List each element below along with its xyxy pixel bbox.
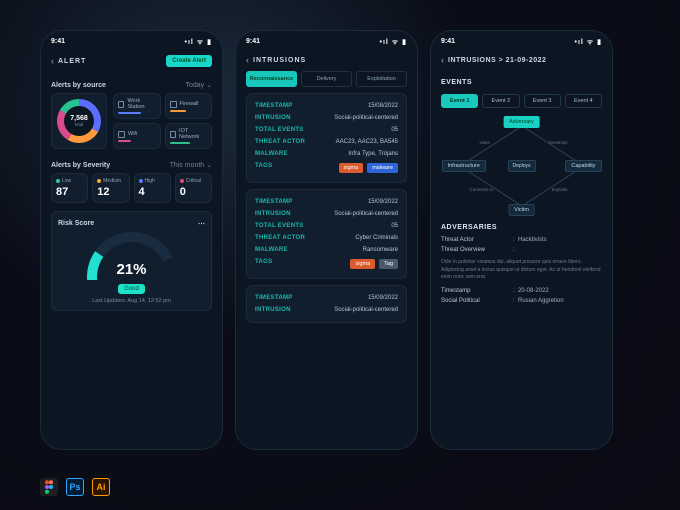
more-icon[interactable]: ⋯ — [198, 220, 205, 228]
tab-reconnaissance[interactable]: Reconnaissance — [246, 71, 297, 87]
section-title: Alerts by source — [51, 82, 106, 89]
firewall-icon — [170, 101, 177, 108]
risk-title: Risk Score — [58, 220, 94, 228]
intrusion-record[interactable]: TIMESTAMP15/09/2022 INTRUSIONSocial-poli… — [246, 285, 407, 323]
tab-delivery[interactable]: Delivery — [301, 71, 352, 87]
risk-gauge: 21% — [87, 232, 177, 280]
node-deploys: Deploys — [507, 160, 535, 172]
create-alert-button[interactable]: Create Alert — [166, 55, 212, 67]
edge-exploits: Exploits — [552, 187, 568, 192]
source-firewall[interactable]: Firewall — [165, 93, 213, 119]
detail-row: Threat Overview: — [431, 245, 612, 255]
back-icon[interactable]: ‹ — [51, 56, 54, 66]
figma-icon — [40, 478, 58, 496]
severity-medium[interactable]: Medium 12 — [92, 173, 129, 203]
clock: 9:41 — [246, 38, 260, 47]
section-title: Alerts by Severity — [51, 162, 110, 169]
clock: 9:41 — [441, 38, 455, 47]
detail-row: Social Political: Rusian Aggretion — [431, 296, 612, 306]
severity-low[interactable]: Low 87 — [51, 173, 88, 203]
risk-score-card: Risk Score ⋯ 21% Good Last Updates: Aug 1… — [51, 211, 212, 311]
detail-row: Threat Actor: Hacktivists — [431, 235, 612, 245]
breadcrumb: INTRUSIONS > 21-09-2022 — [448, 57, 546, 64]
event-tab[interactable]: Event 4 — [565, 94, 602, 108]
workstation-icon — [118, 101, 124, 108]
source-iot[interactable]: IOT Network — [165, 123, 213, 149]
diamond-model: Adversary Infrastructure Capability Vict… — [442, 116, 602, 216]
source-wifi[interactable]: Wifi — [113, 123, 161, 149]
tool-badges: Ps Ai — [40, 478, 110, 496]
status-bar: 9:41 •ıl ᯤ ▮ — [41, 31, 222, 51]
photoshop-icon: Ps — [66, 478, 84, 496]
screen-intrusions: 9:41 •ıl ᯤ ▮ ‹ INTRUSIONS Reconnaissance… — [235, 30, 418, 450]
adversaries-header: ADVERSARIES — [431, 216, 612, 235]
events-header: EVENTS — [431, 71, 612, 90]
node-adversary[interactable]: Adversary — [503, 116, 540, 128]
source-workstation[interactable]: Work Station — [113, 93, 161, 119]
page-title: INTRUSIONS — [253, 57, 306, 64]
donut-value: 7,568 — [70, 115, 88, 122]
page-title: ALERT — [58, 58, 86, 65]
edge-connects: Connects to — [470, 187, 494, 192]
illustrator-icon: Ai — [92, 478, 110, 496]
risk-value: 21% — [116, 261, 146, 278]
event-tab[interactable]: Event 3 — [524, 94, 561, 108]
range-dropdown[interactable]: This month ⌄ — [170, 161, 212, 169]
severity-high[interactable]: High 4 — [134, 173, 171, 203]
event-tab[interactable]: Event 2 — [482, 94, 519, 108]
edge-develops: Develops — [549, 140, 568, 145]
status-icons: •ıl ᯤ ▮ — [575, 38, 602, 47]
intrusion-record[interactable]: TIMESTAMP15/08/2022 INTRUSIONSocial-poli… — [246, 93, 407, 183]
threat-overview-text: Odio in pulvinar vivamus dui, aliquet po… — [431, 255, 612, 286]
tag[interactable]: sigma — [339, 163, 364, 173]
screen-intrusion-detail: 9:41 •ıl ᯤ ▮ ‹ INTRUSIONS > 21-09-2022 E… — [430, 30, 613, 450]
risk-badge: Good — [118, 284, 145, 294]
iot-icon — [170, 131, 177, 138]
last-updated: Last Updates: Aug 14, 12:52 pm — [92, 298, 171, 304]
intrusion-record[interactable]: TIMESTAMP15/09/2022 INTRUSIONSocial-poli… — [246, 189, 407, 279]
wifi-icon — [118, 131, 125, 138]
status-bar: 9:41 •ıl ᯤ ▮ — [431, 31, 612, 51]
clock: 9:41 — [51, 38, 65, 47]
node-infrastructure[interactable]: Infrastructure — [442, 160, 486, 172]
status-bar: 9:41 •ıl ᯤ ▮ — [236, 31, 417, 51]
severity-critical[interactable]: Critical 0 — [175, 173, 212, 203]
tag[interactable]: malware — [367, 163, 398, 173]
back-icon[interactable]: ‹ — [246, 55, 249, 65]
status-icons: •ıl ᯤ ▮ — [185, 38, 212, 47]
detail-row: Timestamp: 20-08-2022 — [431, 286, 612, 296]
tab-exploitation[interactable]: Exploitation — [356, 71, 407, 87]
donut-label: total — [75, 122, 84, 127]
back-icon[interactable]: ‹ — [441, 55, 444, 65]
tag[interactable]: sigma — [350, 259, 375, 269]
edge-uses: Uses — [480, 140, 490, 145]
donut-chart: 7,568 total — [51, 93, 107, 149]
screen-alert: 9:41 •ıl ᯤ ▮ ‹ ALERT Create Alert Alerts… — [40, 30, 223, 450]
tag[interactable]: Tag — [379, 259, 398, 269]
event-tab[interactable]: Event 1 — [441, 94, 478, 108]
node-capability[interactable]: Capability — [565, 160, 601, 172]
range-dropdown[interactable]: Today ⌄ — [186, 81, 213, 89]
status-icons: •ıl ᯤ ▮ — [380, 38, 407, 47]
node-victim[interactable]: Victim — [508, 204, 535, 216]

* * *

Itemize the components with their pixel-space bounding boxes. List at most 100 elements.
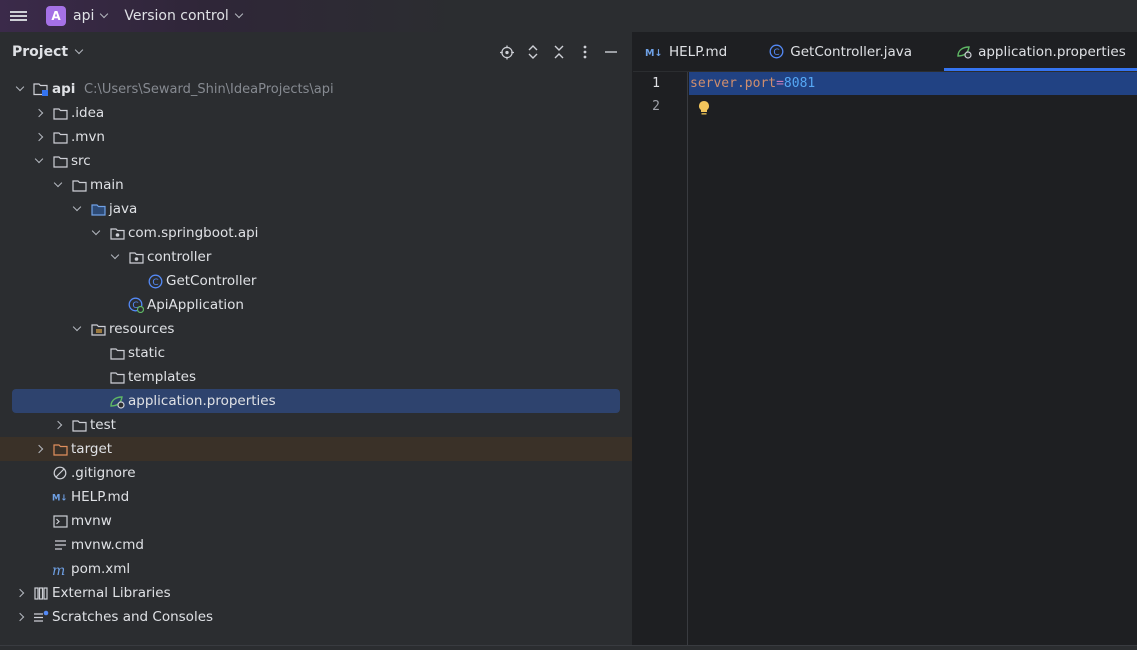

--

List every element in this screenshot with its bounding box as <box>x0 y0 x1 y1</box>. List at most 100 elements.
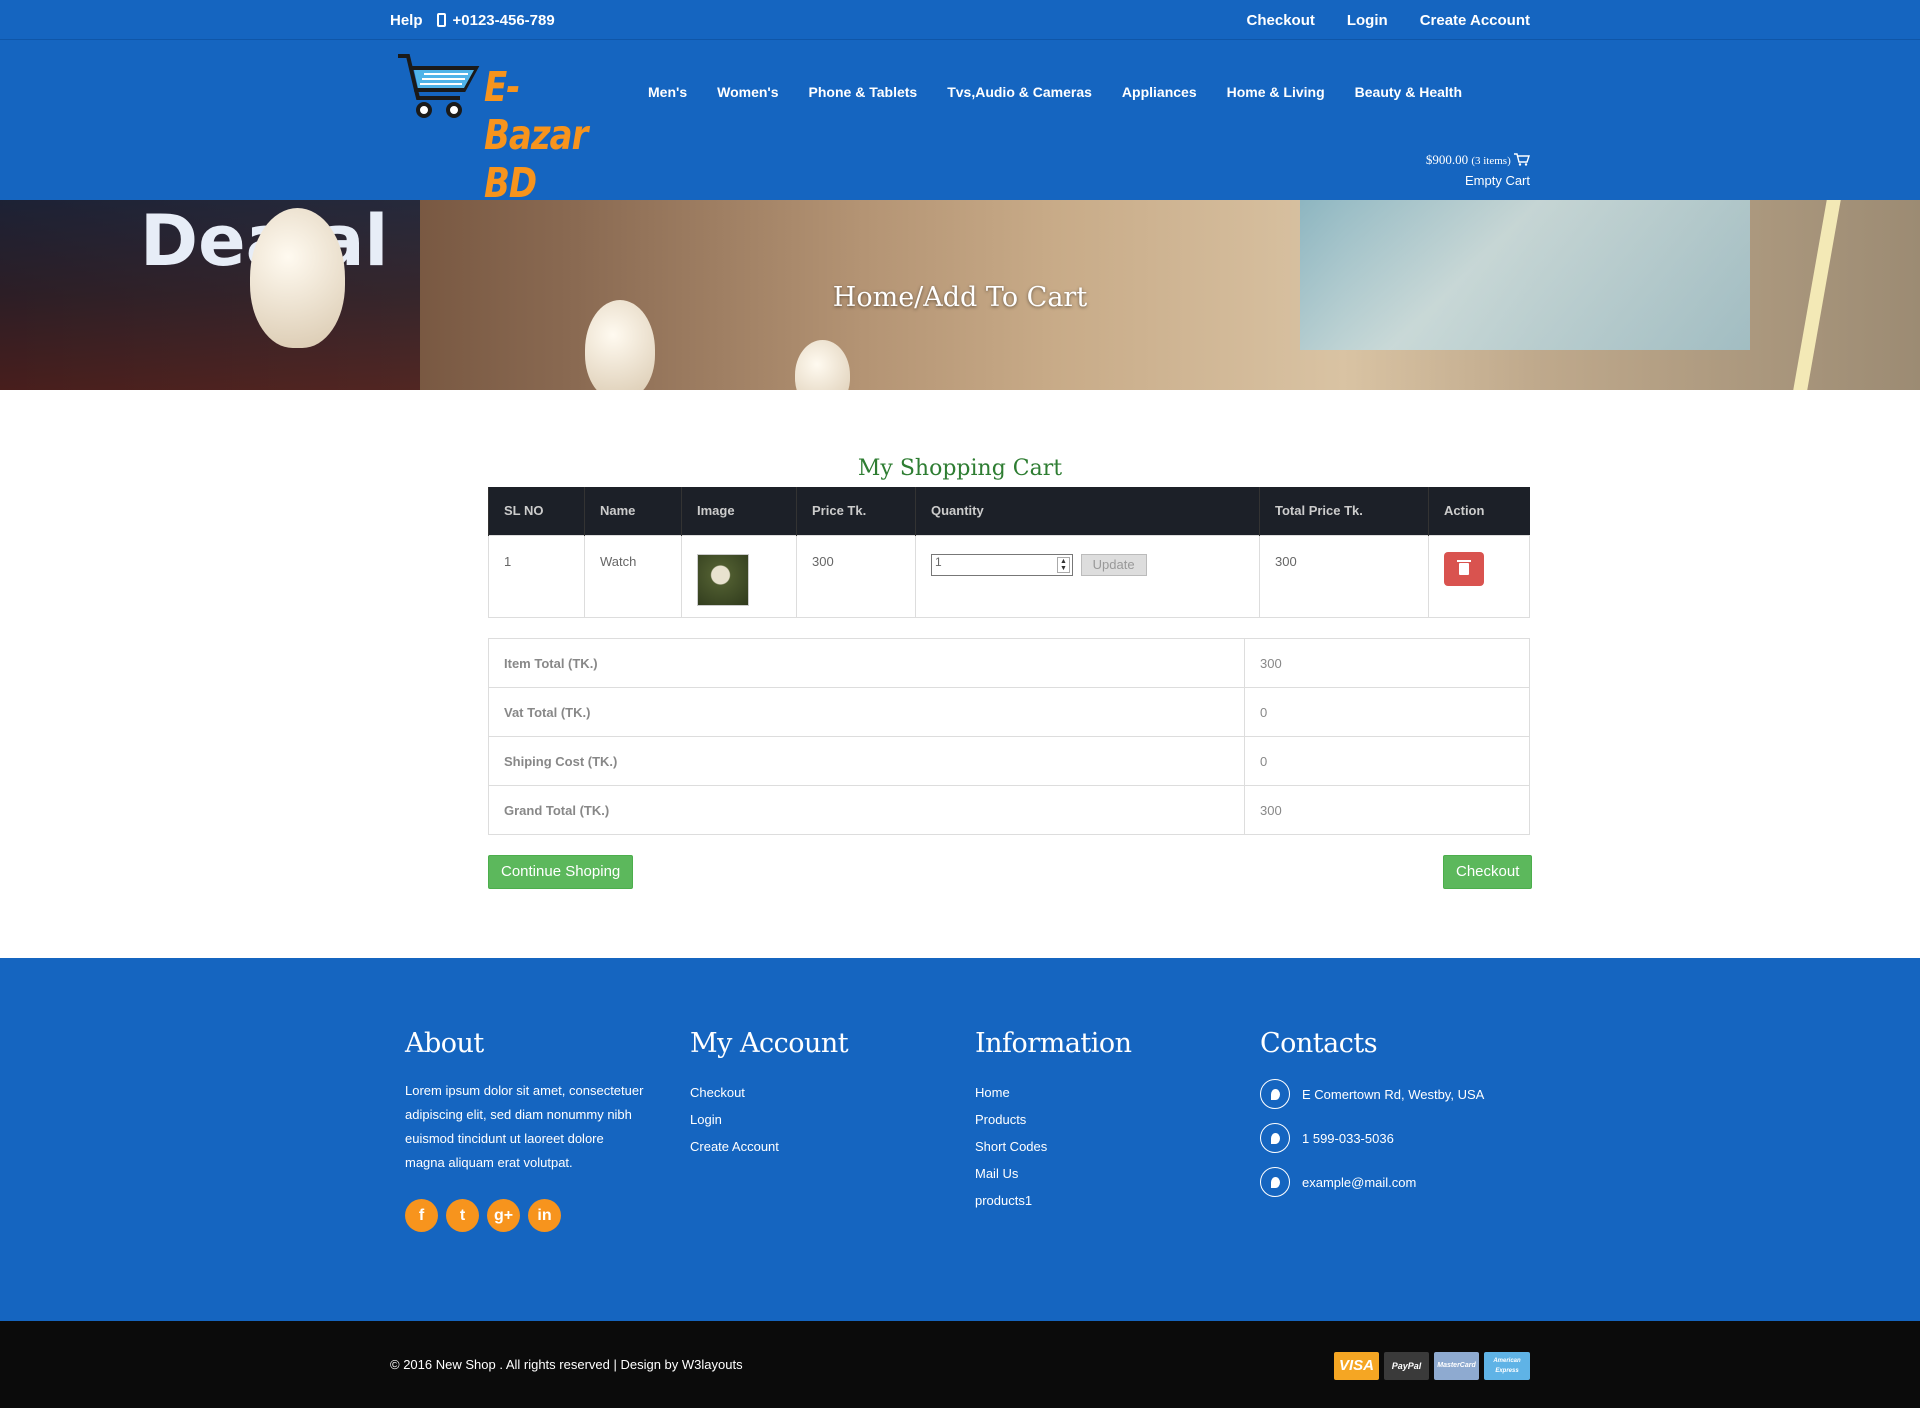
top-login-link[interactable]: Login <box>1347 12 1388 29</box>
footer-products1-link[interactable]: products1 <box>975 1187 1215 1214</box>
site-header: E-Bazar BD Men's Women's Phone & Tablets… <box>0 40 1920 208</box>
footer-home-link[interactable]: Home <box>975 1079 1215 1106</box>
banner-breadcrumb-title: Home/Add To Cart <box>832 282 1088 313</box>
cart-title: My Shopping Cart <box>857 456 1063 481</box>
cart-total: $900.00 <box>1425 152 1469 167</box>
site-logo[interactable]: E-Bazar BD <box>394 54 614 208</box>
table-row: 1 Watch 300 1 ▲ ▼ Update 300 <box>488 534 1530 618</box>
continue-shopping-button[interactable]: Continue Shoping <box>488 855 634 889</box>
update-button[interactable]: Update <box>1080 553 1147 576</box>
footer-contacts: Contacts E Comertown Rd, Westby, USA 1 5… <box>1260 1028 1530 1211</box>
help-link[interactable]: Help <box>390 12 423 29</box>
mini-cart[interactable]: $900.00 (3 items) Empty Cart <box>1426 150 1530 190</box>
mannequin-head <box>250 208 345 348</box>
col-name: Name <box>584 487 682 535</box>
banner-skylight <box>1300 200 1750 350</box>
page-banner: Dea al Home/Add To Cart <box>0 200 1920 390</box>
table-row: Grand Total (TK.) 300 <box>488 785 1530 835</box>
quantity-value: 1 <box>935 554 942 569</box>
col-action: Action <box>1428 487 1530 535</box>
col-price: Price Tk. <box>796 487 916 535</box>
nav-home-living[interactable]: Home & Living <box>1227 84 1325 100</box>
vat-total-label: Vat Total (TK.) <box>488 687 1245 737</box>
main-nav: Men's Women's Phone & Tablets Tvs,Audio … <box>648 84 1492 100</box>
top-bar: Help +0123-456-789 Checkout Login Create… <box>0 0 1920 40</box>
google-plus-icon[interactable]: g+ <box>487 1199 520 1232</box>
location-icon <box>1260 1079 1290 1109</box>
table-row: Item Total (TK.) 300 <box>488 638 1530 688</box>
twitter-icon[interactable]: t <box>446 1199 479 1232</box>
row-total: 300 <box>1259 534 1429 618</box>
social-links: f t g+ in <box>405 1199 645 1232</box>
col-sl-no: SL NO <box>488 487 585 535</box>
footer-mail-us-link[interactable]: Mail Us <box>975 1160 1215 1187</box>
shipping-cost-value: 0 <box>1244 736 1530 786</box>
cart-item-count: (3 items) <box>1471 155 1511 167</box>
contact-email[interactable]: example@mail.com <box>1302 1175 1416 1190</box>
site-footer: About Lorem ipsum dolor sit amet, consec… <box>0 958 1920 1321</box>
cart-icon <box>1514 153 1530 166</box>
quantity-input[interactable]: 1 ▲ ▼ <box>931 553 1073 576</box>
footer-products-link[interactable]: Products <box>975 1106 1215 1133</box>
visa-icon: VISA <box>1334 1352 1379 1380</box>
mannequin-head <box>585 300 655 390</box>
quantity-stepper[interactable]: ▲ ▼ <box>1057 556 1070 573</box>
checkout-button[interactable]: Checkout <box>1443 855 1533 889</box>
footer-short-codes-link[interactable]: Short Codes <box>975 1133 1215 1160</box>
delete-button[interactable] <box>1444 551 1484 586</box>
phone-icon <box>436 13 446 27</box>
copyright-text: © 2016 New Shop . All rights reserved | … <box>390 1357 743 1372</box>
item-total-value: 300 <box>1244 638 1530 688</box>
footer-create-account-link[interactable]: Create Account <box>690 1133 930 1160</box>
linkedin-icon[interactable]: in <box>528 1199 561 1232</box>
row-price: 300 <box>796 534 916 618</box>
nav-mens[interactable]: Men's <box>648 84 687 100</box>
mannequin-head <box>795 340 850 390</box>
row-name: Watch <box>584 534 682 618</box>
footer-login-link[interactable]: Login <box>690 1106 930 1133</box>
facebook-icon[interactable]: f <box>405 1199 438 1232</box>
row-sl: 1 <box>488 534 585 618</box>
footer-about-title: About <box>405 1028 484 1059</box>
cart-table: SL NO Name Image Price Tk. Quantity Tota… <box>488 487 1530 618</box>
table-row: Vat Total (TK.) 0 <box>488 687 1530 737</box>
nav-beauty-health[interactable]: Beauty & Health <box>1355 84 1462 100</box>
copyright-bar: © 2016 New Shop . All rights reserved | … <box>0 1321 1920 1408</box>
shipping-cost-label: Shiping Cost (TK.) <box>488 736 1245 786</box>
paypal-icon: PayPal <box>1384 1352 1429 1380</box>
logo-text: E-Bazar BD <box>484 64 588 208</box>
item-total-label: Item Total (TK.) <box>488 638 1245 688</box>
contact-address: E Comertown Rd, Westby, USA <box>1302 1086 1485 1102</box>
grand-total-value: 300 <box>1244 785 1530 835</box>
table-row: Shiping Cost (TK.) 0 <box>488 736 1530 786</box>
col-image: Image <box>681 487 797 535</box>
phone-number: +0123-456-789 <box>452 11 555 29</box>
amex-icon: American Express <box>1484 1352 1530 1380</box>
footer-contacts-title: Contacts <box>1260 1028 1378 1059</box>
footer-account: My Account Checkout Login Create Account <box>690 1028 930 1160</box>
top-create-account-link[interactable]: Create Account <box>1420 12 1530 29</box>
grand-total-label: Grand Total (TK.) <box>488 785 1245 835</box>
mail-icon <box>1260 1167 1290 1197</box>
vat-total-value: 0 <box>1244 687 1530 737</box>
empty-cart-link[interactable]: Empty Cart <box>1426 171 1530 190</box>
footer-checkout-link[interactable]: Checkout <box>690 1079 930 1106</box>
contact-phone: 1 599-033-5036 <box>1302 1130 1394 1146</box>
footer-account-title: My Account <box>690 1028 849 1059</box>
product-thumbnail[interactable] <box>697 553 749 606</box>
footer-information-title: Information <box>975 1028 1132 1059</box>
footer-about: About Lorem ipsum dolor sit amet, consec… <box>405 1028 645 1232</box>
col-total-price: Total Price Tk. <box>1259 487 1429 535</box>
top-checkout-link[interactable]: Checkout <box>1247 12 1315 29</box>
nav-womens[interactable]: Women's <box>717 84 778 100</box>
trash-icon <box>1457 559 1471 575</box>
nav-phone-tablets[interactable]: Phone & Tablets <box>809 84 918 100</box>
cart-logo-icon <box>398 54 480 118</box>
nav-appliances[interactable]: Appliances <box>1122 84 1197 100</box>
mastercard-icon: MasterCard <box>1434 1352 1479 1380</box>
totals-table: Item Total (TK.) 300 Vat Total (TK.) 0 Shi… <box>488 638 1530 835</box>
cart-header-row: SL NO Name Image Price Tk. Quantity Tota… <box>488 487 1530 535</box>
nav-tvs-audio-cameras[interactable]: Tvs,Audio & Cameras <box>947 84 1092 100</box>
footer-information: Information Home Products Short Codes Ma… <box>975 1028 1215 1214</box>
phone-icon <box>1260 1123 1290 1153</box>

> _Task requirements_
Set down the lines starting at the one that contains "List each element" and ending at the one that contains "clock: 9:41 — [441, 38, 455, 47]", both included, copying each line unchanged. Leave any pictures out of your answer.

> _Solution to this exercise_
List each element below along with its xyxy pixel bbox.
more-icon[interactable]: ⋯ — [198, 220, 205, 228]
tab-reconnaissance[interactable]: Reconnaissance — [246, 71, 297, 87]
section-title: Alerts by source — [51, 82, 106, 89]
firewall-icon — [170, 101, 177, 108]
risk-title: Risk Score — [58, 220, 94, 228]
intrusion-record[interactable]: TIMESTAMP15/09/2022 INTRUSIONSocial-poli… — [246, 285, 407, 323]
tab-delivery[interactable]: Delivery — [301, 71, 352, 87]
risk-gauge: 21% — [87, 232, 177, 280]
node-deploys: Deploys — [507, 160, 535, 172]
create-alert-button[interactable]: Create Alert — [166, 55, 212, 67]
edge-exploits: Exploits — [552, 187, 568, 192]
source-firewall[interactable]: Firewall — [165, 93, 213, 119]
detail-row: Threat Overview: — [431, 245, 612, 255]
back-icon[interactable]: ‹ — [51, 56, 54, 66]
figma-icon — [40, 478, 58, 496]
severity-medium[interactable]: Medium 12 — [92, 173, 129, 203]
clock: 9:41 — [246, 38, 260, 47]
section-title: Alerts by Severity — [51, 162, 110, 169]
clock: 9:41 — [441, 38, 455, 47]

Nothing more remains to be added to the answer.